##### The data
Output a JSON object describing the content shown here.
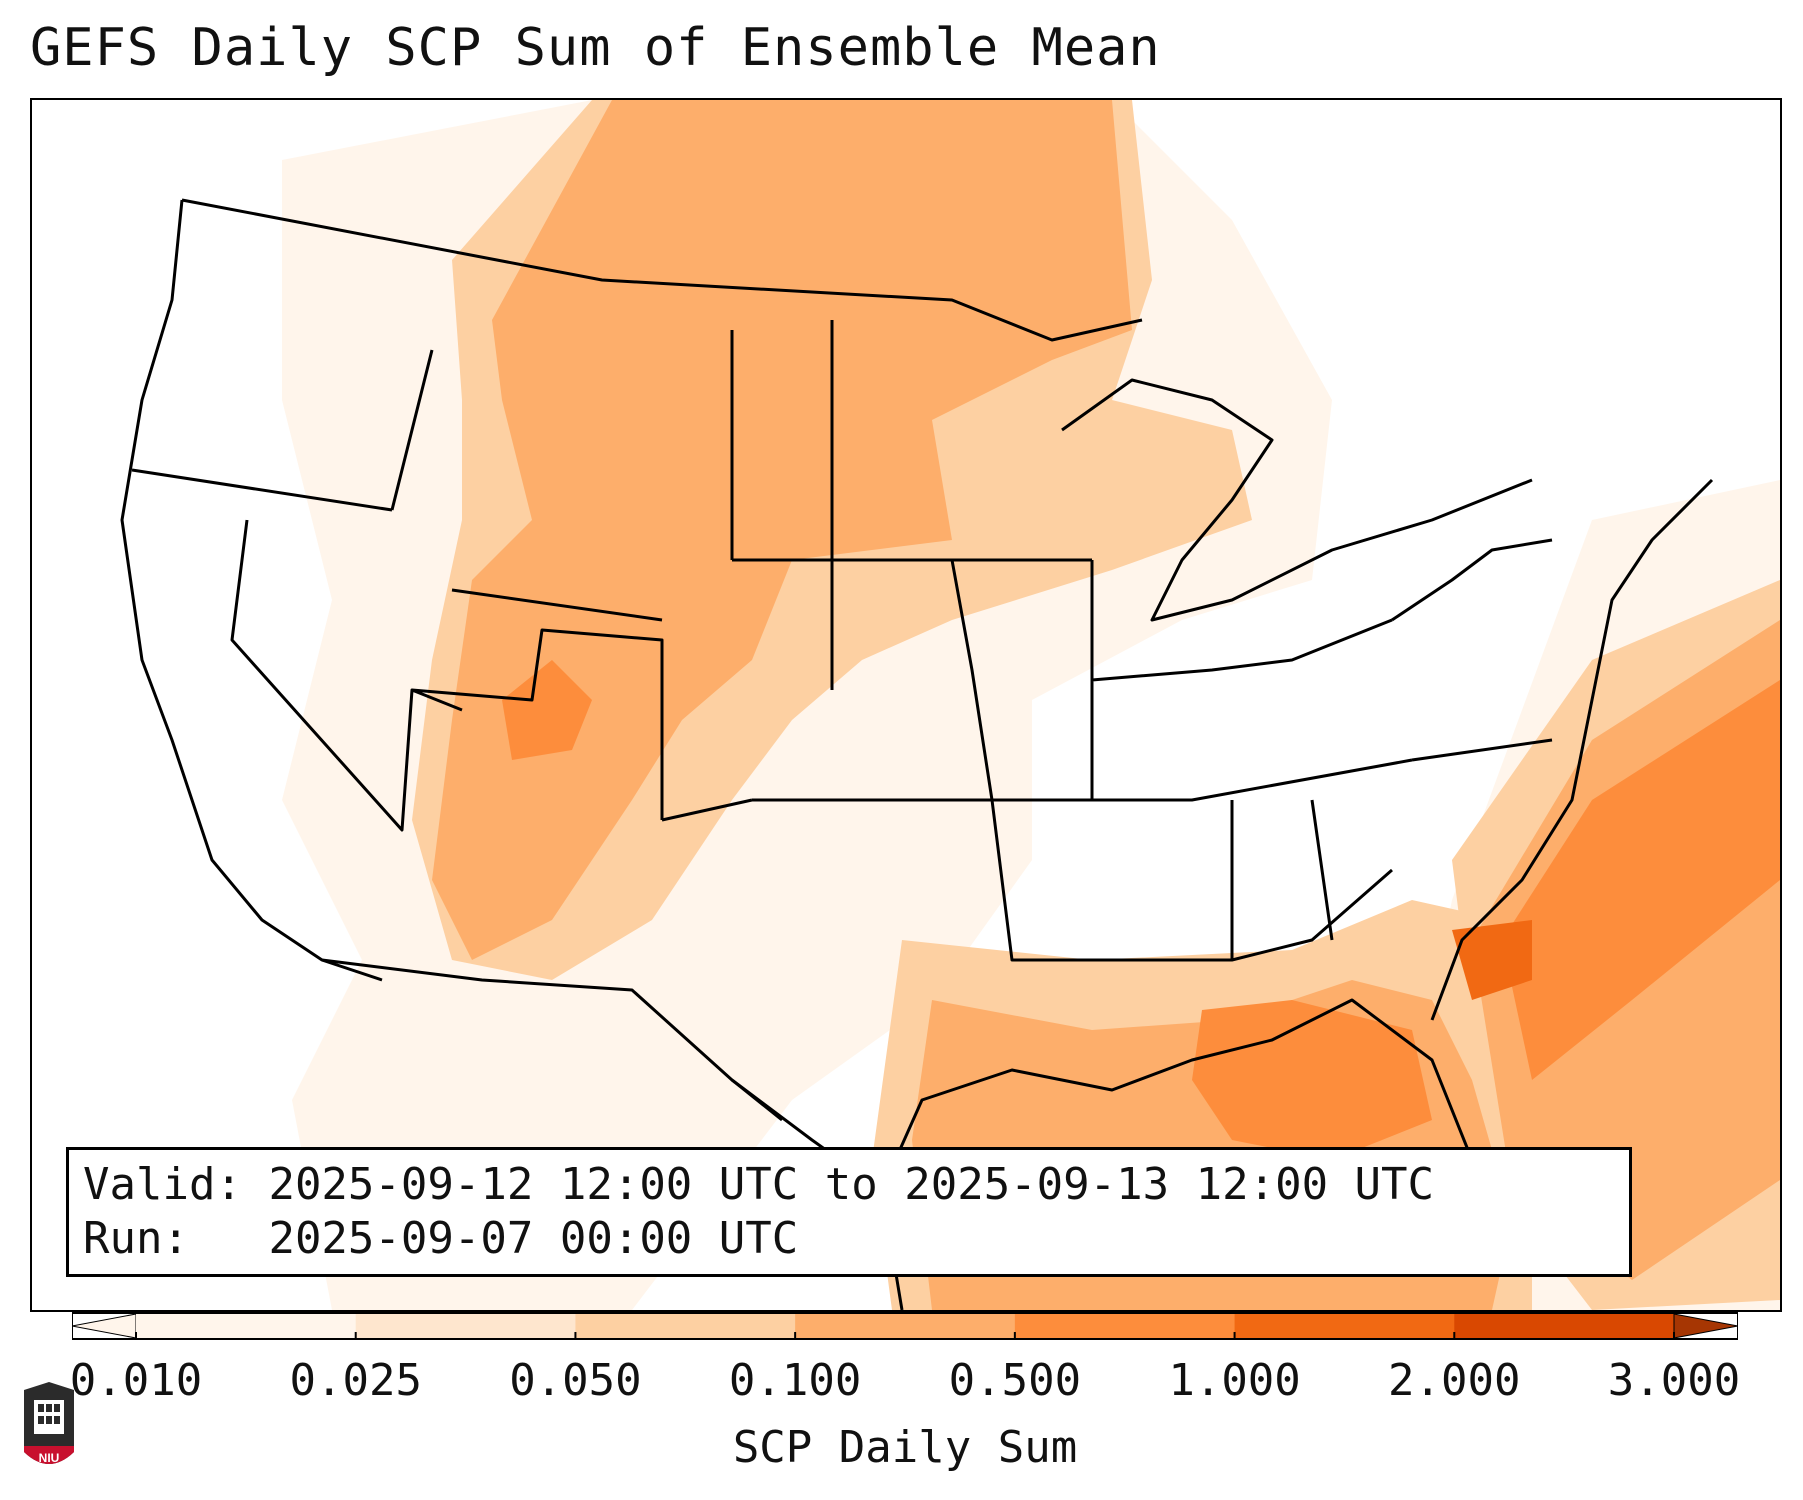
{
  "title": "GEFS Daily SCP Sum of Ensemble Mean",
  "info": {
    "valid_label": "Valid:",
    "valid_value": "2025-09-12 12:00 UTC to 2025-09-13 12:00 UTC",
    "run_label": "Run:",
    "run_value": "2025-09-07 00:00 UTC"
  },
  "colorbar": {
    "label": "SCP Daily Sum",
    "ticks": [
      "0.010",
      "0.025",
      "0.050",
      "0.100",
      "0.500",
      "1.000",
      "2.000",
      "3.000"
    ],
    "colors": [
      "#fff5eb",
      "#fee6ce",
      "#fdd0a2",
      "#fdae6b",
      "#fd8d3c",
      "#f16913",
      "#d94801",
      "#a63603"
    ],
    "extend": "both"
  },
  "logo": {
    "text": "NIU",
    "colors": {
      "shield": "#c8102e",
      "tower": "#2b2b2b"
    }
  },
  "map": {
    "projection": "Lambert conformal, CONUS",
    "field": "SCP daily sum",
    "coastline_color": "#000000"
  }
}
##########
##### The data
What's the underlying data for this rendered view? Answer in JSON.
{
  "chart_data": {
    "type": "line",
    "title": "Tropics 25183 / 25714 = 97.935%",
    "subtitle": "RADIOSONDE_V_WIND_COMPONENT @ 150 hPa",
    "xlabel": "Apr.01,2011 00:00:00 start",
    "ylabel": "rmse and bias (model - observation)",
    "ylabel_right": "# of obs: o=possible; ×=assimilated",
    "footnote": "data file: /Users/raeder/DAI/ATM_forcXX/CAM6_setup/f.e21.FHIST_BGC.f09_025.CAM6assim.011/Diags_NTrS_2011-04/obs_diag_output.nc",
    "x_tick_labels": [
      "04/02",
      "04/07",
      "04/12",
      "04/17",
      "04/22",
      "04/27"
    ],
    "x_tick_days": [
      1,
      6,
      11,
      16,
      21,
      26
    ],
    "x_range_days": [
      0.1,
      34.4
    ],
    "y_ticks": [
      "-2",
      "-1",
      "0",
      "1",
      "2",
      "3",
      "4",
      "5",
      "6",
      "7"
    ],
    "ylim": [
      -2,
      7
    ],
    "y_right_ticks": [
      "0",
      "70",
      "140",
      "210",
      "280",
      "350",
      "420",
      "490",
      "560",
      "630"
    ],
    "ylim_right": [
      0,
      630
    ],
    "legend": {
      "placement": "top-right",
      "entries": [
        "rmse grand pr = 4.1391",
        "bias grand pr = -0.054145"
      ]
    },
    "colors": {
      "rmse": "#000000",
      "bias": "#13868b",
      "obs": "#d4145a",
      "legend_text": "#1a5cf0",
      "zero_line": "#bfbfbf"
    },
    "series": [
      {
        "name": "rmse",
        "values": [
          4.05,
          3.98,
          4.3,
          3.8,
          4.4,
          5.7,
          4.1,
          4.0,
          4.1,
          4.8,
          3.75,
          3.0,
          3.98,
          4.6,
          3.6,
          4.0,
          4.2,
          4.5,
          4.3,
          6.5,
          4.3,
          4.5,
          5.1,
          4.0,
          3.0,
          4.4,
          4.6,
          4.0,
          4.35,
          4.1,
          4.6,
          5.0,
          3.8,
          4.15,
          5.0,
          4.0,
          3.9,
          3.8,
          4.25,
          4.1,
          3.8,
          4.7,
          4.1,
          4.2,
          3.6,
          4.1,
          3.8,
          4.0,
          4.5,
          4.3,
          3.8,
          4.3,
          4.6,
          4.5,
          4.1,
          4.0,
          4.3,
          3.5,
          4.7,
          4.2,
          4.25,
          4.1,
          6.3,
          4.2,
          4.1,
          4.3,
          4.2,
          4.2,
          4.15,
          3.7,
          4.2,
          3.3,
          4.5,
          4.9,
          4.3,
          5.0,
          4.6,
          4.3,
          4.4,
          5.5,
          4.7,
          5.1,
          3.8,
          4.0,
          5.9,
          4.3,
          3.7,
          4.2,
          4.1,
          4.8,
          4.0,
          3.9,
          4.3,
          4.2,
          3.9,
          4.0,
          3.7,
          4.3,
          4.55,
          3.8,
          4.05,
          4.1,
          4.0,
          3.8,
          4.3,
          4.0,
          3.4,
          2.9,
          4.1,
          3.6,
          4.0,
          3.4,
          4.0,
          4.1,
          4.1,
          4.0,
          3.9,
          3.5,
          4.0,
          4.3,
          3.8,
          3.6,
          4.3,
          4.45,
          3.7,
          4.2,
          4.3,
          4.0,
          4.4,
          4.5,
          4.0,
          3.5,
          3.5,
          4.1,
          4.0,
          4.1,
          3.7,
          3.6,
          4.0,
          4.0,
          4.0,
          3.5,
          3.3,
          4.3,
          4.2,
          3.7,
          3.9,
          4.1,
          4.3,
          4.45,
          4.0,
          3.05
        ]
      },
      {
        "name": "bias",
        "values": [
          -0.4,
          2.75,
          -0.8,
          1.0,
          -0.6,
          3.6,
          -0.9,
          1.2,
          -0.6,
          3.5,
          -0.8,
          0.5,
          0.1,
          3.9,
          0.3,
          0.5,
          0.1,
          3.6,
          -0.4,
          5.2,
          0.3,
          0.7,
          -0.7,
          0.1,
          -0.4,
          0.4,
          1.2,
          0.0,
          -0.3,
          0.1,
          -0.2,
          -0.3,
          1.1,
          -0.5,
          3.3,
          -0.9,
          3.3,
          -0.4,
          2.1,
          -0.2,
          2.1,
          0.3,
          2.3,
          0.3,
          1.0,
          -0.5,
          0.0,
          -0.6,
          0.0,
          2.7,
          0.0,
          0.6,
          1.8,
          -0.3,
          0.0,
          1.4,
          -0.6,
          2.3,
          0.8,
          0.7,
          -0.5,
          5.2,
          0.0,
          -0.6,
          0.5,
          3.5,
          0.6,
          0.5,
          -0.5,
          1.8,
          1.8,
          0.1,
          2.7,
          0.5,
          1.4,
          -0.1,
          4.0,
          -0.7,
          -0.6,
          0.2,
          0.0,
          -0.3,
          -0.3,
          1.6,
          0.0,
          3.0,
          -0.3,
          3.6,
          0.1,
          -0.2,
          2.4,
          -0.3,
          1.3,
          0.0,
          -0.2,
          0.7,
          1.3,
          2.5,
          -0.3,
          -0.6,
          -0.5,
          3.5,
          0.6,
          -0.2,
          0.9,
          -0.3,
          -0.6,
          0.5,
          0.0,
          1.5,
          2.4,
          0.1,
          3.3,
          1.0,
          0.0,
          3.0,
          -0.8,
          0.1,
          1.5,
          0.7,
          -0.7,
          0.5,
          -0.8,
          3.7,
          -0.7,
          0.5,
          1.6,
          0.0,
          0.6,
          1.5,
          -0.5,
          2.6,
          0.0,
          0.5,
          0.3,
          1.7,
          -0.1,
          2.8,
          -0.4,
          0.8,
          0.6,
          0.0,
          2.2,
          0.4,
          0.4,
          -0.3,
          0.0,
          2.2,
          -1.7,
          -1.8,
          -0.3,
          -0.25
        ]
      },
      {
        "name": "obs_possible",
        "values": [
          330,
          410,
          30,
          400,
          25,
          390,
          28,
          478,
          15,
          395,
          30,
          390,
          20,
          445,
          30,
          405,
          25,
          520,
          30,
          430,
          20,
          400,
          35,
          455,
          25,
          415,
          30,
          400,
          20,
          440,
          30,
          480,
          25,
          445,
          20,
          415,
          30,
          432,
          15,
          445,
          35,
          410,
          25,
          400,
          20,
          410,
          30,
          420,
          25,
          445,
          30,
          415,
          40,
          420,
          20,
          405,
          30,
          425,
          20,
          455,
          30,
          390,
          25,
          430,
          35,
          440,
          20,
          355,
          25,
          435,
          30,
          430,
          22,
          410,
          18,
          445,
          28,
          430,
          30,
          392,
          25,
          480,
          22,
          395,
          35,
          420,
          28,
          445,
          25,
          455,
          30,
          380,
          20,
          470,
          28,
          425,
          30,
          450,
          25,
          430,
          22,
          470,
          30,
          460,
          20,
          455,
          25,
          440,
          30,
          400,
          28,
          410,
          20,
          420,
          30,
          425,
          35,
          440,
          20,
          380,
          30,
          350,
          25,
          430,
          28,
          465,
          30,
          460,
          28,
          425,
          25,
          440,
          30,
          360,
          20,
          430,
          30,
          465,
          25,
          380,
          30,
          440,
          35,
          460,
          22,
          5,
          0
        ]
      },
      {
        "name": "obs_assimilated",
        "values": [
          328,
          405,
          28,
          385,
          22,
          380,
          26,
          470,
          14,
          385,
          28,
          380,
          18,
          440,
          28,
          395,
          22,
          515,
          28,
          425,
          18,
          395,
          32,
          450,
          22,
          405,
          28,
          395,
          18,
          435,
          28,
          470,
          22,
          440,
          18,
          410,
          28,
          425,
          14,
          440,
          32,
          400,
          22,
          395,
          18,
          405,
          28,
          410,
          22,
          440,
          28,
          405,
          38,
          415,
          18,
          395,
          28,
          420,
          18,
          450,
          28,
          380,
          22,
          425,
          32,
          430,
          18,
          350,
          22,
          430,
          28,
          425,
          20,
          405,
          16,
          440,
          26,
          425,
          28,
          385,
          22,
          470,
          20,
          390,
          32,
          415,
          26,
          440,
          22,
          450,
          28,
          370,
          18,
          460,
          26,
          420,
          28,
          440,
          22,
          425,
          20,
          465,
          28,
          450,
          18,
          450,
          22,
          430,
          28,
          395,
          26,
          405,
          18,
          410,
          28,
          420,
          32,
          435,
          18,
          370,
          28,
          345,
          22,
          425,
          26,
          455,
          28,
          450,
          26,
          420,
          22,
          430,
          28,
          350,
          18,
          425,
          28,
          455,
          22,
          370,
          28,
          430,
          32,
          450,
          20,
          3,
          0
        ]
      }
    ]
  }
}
##########
## What the task asks
Gather, from the listing above, every line carrying the word "name".

## Answer to the task
        "name": "rmse",
        "name": "bias",
        "name": "obs_possible",
        "name": "obs_assimilated",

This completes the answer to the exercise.